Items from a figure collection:
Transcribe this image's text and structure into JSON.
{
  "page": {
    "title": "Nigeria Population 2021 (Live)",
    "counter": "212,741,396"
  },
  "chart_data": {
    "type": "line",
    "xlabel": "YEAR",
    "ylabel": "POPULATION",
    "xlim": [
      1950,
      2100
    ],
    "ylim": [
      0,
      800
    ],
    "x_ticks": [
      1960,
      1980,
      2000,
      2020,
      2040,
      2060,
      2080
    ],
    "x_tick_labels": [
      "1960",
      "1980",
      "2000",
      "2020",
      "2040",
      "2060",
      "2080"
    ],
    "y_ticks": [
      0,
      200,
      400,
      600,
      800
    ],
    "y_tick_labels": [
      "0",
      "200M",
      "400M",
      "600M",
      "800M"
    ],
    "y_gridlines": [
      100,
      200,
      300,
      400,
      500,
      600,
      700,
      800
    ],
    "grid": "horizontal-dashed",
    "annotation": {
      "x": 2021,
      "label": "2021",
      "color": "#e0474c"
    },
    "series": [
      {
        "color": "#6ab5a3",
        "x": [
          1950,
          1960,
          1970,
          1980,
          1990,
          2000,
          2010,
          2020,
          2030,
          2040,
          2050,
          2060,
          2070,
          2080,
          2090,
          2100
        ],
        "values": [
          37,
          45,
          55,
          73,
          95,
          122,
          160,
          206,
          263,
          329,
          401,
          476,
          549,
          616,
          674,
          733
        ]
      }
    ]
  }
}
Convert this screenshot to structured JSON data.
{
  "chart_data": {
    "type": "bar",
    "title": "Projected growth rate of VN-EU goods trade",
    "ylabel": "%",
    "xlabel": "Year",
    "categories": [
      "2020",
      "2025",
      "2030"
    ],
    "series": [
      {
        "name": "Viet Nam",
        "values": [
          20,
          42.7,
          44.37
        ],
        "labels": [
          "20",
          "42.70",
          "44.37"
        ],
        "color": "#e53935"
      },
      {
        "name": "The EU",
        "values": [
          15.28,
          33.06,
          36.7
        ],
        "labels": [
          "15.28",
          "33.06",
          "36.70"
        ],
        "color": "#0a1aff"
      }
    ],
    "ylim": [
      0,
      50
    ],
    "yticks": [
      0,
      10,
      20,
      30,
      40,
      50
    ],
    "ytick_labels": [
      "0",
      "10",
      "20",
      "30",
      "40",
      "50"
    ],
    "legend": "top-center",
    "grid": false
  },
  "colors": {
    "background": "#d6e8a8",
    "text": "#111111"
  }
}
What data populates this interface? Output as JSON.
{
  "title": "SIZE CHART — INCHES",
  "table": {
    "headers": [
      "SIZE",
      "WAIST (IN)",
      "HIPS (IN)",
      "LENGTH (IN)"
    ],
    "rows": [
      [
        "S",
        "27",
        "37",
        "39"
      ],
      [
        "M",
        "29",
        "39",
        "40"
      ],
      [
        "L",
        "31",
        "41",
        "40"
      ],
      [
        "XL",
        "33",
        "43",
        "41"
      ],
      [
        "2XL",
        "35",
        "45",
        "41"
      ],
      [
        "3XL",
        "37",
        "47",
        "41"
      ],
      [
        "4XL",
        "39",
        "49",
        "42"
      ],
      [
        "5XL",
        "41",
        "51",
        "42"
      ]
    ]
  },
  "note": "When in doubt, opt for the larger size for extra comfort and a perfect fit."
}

» Goal:
Write out exactly the lines starting with the one that holds "Convert this screenshot" and running through the last line above.

» Solution for this task:
Convert this screenshot to structured JSON data.
{
  "chart_data": {
    "type": "bar",
    "title": "Projected growth rate of VN-EU goods trade",
    "ylabel": "%",
    "xlabel": "Year",
    "categories": [
      "2020",
      "2025",
      "2030"
    ],
    "series": [
      {
        "name": "Viet Nam",
        "values": [
          20,
          42.7,
          44.37
        ],
        "labels": [
          "20",
          "42.70",
          "44.37"
        ],
        "color": "#e53935"
      },
      {
        "name": "The EU",
        "values": [
          15.28,
          33.06,
          36.7
        ],
        "labels": [
          "15.28",
          "33.06",
          "36.70"
        ],
        "color": "#0a1aff"
      }
    ],
    "ylim": [
      0,
      50
    ],
    "yticks": [
      0,
      10,
      20,
      30,
      40,
      50
    ],
    "ytick_labels": [
      "0",
      "10",
      "20",
      "30",
      "40",
      "50"
    ],
    "legend": "top-center",
    "grid": false
  },
  "colors": {
    "background": "#d6e8a8",
    "text": "#111111"
  }
}
What data populates this interface? Output as JSON.
{
  "title": "SIZE CHART — INCHES",
  "table": {
    "headers": [
      "SIZE",
      "WAIST (IN)",
      "HIPS (IN)",
      "LENGTH (IN)"
    ],
    "rows": [
      [
        "S",
        "27",
        "37",
        "39"
      ],
      [
        "M",
        "29",
        "39",
        "40"
      ],
      [
        "L",
        "31",
        "41",
        "40"
      ],
      [
        "XL",
        "33",
        "43",
        "41"
      ],
      [
        "2XL",
        "35",
        "45",
        "41"
      ],
      [
        "3XL",
        "37",
        "47",
        "41"
      ],
      [
        "4XL",
        "39",
        "49",
        "42"
      ],
      [
        "5XL",
        "41",
        "51",
        "42"
      ]
    ]
  },
  "note": "When in doubt, opt for the larger size for extra comfort and a perfect fit."
}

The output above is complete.